→ **Kutipan**
══════════════════════════════

Emosi
Memperkuat Memori
Secara umum,
peristiwa yang mengandung muatan emosional cenderung lebih mudah diingat
daripada peristiwa netral. Fenomena ini dikenal sebagai emotional
enhancement of memory. Misalnya, kita mungkin lebih mudah mengingat detail
saat mengalami peristiwa mengerikan, seperti kecelakaan, dibanding rutinitas
biasa.
Menurut
Kensinger (2009), emosi, khususnya yang bersifat negatif, meningkatkan
aktivitas di amigdala dan hippocampus, dua struktur otak penting yang terlibat
dalam pembentukan memori. Aktivasi ini membuat memori lebih “kuat” atau tahan
lama. Itulah sebabnya, memori akan terasa lebih hidup ketika kita mengingat
pengalaman emosional.
Fredrickson
(2001) menambahkan perspektif lain dengan teorinya broaden-and-build,
yang menyatakan bahwa emosi positif juga berperan besar. Orang yang sedang
merasa bahagia cenderung memiliki ingatan yang lebih luas, mampu mengingat
lebih banyak detail, dan menghubungkan informasi secara lebih kreatif.
Melupakan:
Ketika Emosi Bekerja Sebaliknya
Namun, tidak
semua emosi memperkuat memori. Ada situasi di mana emosi justru menghambat
proses mengingat atau mempercepat melupakan. Salah satu contohnya adalah motivated
forgetting, di mana individu sengaja atau secara tidak sadar berusaha
melupakan pengalaman traumatis atau menyakitkan.

══════════════════════════════

→ **Data Sumber**
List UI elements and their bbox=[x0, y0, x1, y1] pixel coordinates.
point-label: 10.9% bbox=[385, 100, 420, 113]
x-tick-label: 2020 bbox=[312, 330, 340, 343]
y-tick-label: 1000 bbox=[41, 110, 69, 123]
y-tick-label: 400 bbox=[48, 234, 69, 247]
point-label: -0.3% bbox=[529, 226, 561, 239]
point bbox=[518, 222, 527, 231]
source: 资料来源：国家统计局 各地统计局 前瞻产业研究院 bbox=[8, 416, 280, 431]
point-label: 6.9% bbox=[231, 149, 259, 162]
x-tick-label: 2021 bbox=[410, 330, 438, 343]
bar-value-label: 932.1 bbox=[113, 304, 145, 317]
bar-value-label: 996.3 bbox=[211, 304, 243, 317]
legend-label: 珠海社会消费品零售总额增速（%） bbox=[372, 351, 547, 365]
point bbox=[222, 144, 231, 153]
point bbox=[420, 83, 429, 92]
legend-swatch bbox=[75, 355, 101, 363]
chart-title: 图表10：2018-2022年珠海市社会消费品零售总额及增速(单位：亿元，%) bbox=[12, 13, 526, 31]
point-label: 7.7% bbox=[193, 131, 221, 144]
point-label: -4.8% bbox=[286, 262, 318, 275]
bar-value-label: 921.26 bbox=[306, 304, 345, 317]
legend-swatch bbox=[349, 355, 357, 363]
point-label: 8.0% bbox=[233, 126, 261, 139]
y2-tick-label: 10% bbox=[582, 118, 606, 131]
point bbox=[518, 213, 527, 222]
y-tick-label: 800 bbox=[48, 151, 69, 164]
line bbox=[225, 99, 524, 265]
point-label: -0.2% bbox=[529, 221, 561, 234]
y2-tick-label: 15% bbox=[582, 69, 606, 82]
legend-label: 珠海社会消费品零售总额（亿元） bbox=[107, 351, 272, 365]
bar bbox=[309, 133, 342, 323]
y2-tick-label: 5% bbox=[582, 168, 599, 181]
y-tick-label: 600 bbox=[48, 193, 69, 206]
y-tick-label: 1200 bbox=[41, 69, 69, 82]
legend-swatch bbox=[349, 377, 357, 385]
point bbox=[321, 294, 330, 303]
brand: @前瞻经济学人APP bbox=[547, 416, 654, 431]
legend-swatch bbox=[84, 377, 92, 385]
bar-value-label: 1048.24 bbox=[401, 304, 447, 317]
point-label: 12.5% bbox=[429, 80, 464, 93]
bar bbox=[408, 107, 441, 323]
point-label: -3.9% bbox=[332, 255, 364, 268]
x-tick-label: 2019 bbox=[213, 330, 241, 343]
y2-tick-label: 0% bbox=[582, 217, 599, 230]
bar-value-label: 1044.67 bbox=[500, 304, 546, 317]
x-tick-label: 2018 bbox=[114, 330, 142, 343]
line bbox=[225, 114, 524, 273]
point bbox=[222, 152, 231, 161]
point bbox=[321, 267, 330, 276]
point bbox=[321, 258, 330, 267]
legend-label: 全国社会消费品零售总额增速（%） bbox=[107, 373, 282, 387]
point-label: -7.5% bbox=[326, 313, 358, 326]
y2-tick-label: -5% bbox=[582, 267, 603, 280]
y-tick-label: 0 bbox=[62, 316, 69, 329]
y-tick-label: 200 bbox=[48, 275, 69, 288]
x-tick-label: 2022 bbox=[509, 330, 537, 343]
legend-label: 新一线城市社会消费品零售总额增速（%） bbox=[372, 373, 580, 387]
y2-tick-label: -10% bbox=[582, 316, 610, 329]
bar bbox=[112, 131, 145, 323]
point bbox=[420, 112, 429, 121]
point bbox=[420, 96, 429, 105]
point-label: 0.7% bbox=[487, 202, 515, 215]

══════════════════════════════

→ **Soal Latihan**
**a)** Menurut kutipan tentang emosi dan memori, dengan nama apa fenomena lebih mudah diingatnya peristiwa bermuatan emosional dibandingkan peristiwa netral dikenal?
**b)** Lanjutkan kutipan tentang emosi dan memori mulai dari titik akhir teksnya.

→ **Jawaban Soal**
**a)** Fenomena tersebut dikenal sebagai emotional enhancement of memory.

**b)**
Anderson dan
Green (2001) dalam penelitiannya menggunakan Think/No-Think paradigm
untuk membuktikan bahwa kita memang bisa secara aktif menekan ingatan tertentu,
terutama jika ingatan tersebut bersifat emosional negatif. Menariknya, semakin
sering seseorang berusaha menekan memori, semakin sulit memori itu muncul
kembali di kemudian hari.
Selain itu,
stres berlebihan juga terbukti mengganggu pembentukan memori. Penelitian oleh
Dolcos et al. (2020) menunjukkan bahwa kadar hormon stres yang tinggi seperti
kortisol dapat menghambat kerja hippocampus, sehingga informasi yang seharusnya
disimpan justru hilang atau terlupakan.
Memori
Emosional dan Distorsi
Meski memori
emosional lebih kuat, bukan berarti selalu akurat. Penelitian oleh Laney
dan Loftus (2017) mengungkapkan bahwa emosi dapat membuat kita mengingat
detail yang salah. Misalnya, seseorang mungkin mengingat peristiwa dengan
detail lebih dramatis atau intens daripada yang sebenarnya terjadi. Ini dikenal
sebagai false memory effect, yang sering muncul terutama pada pengalaman
yang sarat emosi negatif.
Konsekuensinya
cukup serius, misalnya dalam kesaksian saksi mata di pengadilan, di mana korban
trauma yakin akan ingatannya, padahal sebagian bisa saja tidak sesuai fakta.
Integrasi
Kognisi dan Emosi
Temuan-temuan
ini semakin mengukuhkan pandangan bahwa kognisi dan emosi tidak dapat
dipisahkan. Emosi bukan sekadar reaksi subjektif, melainkan berperan
penting dalam menentukan apa yang kita simpan dalam memori, apa yang kita
lupakan, dan seberapa akurat kenangan tersebut. Bahkan, dalam konteks klinis,
banyak terapi psikologi saat ini fokus pada cara membantu klien mengelola
memori emosional yang menyakitkan agar tidak terus-menerus mengganggu kehidupan
sehari-hari.
Secara
keseluruhan, psikologi kognitif dan emosi memberi kita pemahaman mendalam
tentang mekanisme kompleks otak yang bekerja dalam proses mengingat dan
melupakan. Penelitian di bidang ini tidak hanya penting untuk ilmu psikologi
murni, tetapi juga memiliki dampak praktis besar di bidang hukum, pendidikan,
hingga kesehatan mental.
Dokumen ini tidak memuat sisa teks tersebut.